● **SET PROBLEM**
Pick out the lines below with "pencil" and list them.

BEGIN RECORDS SHOWN

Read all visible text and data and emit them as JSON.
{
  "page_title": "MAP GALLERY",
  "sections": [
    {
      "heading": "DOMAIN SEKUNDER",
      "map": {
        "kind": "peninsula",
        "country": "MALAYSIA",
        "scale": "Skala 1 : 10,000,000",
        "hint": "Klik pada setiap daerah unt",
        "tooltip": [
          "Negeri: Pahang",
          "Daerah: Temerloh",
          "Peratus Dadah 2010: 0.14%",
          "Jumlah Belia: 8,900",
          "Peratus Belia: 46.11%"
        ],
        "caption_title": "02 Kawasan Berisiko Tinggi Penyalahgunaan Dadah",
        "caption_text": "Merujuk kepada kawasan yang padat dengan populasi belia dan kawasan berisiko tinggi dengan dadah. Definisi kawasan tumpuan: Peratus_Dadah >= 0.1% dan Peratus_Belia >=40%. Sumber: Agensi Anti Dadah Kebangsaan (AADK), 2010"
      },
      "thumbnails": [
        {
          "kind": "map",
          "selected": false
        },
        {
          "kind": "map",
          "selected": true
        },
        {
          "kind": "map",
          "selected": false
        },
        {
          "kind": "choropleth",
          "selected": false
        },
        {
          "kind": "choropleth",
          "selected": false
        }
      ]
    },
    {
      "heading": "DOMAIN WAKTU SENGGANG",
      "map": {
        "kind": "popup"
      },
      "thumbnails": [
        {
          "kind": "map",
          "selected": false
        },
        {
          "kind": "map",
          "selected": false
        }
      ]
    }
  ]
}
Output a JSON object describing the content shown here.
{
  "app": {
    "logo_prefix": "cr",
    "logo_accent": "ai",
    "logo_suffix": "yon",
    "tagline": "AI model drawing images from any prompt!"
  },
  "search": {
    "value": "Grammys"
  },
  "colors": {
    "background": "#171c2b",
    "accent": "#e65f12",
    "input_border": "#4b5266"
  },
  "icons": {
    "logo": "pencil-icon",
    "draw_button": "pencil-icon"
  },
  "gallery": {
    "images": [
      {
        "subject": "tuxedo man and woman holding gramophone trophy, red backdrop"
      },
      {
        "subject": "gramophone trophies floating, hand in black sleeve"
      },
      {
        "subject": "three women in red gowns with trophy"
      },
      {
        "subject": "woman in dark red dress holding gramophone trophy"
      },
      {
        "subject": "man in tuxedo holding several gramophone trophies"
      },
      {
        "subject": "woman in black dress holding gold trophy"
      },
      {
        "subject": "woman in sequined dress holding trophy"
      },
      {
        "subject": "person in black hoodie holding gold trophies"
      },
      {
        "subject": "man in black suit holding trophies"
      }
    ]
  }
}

END RECORDS SHOWN

● **FULL RESPONSE**
    "logo": "pencil-icon",
    "draw_button": "pencil-icon"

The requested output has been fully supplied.